What needs to be done:
Every line of the records must be repeated exactly; pictures stay out.

Extracted records:
-- BEGIN --

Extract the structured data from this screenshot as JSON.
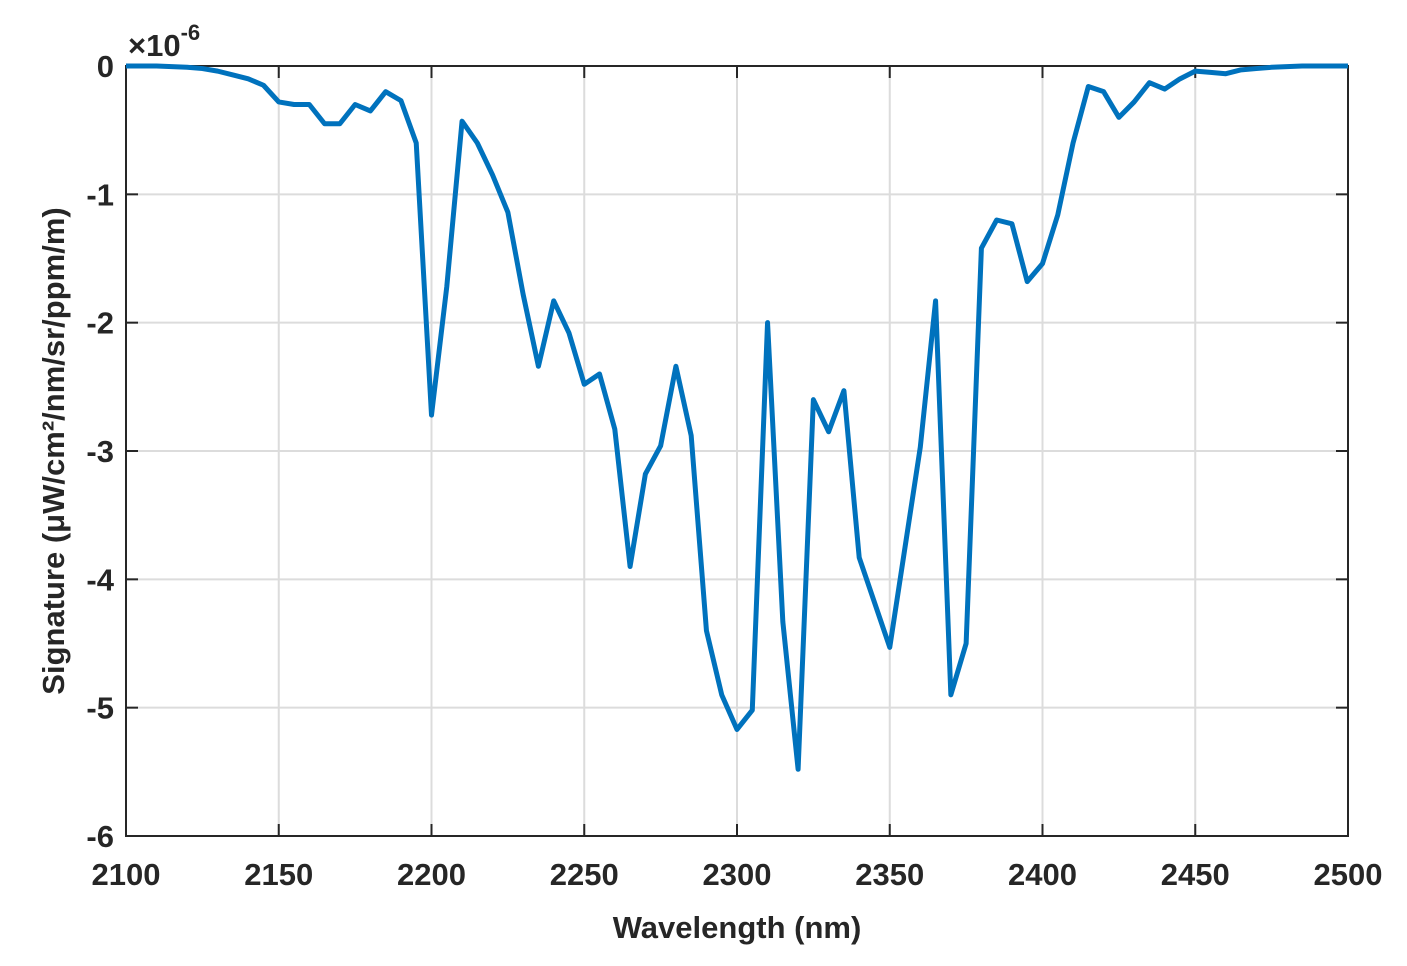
{
  "chart_data": {
    "type": "line",
    "xlabel": "Wavelength (nm)",
    "ylabel": "Signature (μW/cm²/nm/sr/ppm/m)",
    "y_multiplier": {
      "base": "×10",
      "exponent": "-6"
    },
    "x": [
      2100,
      2105,
      2110,
      2115,
      2120,
      2125,
      2130,
      2135,
      2140,
      2145,
      2150,
      2155,
      2160,
      2165,
      2170,
      2175,
      2180,
      2185,
      2190,
      2195,
      2200,
      2205,
      2210,
      2215,
      2220,
      2225,
      2230,
      2235,
      2240,
      2245,
      2250,
      2255,
      2260,
      2265,
      2270,
      2275,
      2280,
      2285,
      2290,
      2295,
      2300,
      2305,
      2310,
      2315,
      2320,
      2325,
      2330,
      2335,
      2340,
      2345,
      2350,
      2355,
      2360,
      2365,
      2370,
      2375,
      2380,
      2385,
      2390,
      2395,
      2400,
      2405,
      2410,
      2415,
      2420,
      2425,
      2430,
      2435,
      2440,
      2445,
      2450,
      2455,
      2460,
      2465,
      2470,
      2475,
      2480,
      2485,
      2490,
      2495,
      2500
    ],
    "values": [
      0,
      0,
      0,
      -0.005,
      -0.01,
      -0.02,
      -0.04,
      -0.07,
      -0.1,
      -0.15,
      -0.28,
      -0.3,
      -0.3,
      -0.45,
      -0.45,
      -0.3,
      -0.35,
      -0.2,
      -0.27,
      -0.6,
      -2.72,
      -1.72,
      -0.43,
      -0.6,
      -0.85,
      -1.14,
      -1.78,
      -2.34,
      -1.83,
      -2.08,
      -2.48,
      -2.4,
      -2.83,
      -3.9,
      -3.18,
      -2.96,
      -2.34,
      -2.88,
      -4.4,
      -4.9,
      -5.17,
      -5.02,
      -2.0,
      -4.33,
      -5.48,
      -2.6,
      -2.85,
      -2.53,
      -3.83,
      -4.18,
      -4.53,
      -3.75,
      -2.97,
      -1.83,
      -4.9,
      -4.5,
      -1.42,
      -1.2,
      -1.23,
      -1.68,
      -1.54,
      -1.16,
      -0.6,
      -0.16,
      -0.2,
      -0.4,
      -0.28,
      -0.13,
      -0.18,
      -0.1,
      -0.04,
      -0.05,
      -0.06,
      -0.03,
      -0.02,
      -0.01,
      -0.005,
      0,
      0,
      0,
      0
    ],
    "color": "#0072BD",
    "xlim": [
      2100,
      2500
    ],
    "xticks": [
      2100,
      2150,
      2200,
      2250,
      2300,
      2350,
      2400,
      2450,
      2500
    ],
    "ylim": [
      -6,
      0
    ],
    "yticks": [
      -6,
      -5,
      -4,
      -3,
      -2,
      -1,
      0
    ],
    "grid": true
  }
}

-- END --

Task response:
Extract the structured data from this screenshot as JSON.
{
  "chart_data": {
    "type": "line",
    "xlabel": "Wavelength (nm)",
    "ylabel": "Signature (μW/cm²/nm/sr/ppm/m)",
    "y_multiplier": {
      "base": "×10",
      "exponent": "-6"
    },
    "x": [
      2100,
      2105,
      2110,
      2115,
      2120,
      2125,
      2130,
      2135,
      2140,
      2145,
      2150,
      2155,
      2160,
      2165,
      2170,
      2175,
      2180,
      2185,
      2190,
      2195,
      2200,
      2205,
      2210,
      2215,
      2220,
      2225,
      2230,
      2235,
      2240,
      2245,
      2250,
      2255,
      2260,
      2265,
      2270,
      2275,
      2280,
      2285,
      2290,
      2295,
      2300,
      2305,
      2310,
      2315,
      2320,
      2325,
      2330,
      2335,
      2340,
      2345,
      2350,
      2355,
      2360,
      2365,
      2370,
      2375,
      2380,
      2385,
      2390,
      2395,
      2400,
      2405,
      2410,
      2415,
      2420,
      2425,
      2430,
      2435,
      2440,
      2445,
      2450,
      2455,
      2460,
      2465,
      2470,
      2475,
      2480,
      2485,
      2490,
      2495,
      2500
    ],
    "values": [
      0,
      0,
      0,
      -0.005,
      -0.01,
      -0.02,
      -0.04,
      -0.07,
      -0.1,
      -0.15,
      -0.28,
      -0.3,
      -0.3,
      -0.45,
      -0.45,
      -0.3,
      -0.35,
      -0.2,
      -0.27,
      -0.6,
      -2.72,
      -1.72,
      -0.43,
      -0.6,
      -0.85,
      -1.14,
      -1.78,
      -2.34,
      -1.83,
      -2.08,
      -2.48,
      -2.4,
      -2.83,
      -3.9,
      -3.18,
      -2.96,
      -2.34,
      -2.88,
      -4.4,
      -4.9,
      -5.17,
      -5.02,
      -2.0,
      -4.33,
      -5.48,
      -2.6,
      -2.85,
      -2.53,
      -3.83,
      -4.18,
      -4.53,
      -3.75,
      -2.97,
      -1.83,
      -4.9,
      -4.5,
      -1.42,
      -1.2,
      -1.23,
      -1.68,
      -1.54,
      -1.16,
      -0.6,
      -0.16,
      -0.2,
      -0.4,
      -0.28,
      -0.13,
      -0.18,
      -0.1,
      -0.04,
      -0.05,
      -0.06,
      -0.03,
      -0.02,
      -0.01,
      -0.005,
      0,
      0,
      0,
      0
    ],
    "color": "#0072BD",
    "xlim": [
      2100,
      2500
    ],
    "xticks": [
      2100,
      2150,
      2200,
      2250,
      2300,
      2350,
      2400,
      2450,
      2500
    ],
    "ylim": [
      -6,
      0
    ],
    "yticks": [
      -6,
      -5,
      -4,
      -3,
      -2,
      -1,
      0
    ],
    "grid": true
  }
}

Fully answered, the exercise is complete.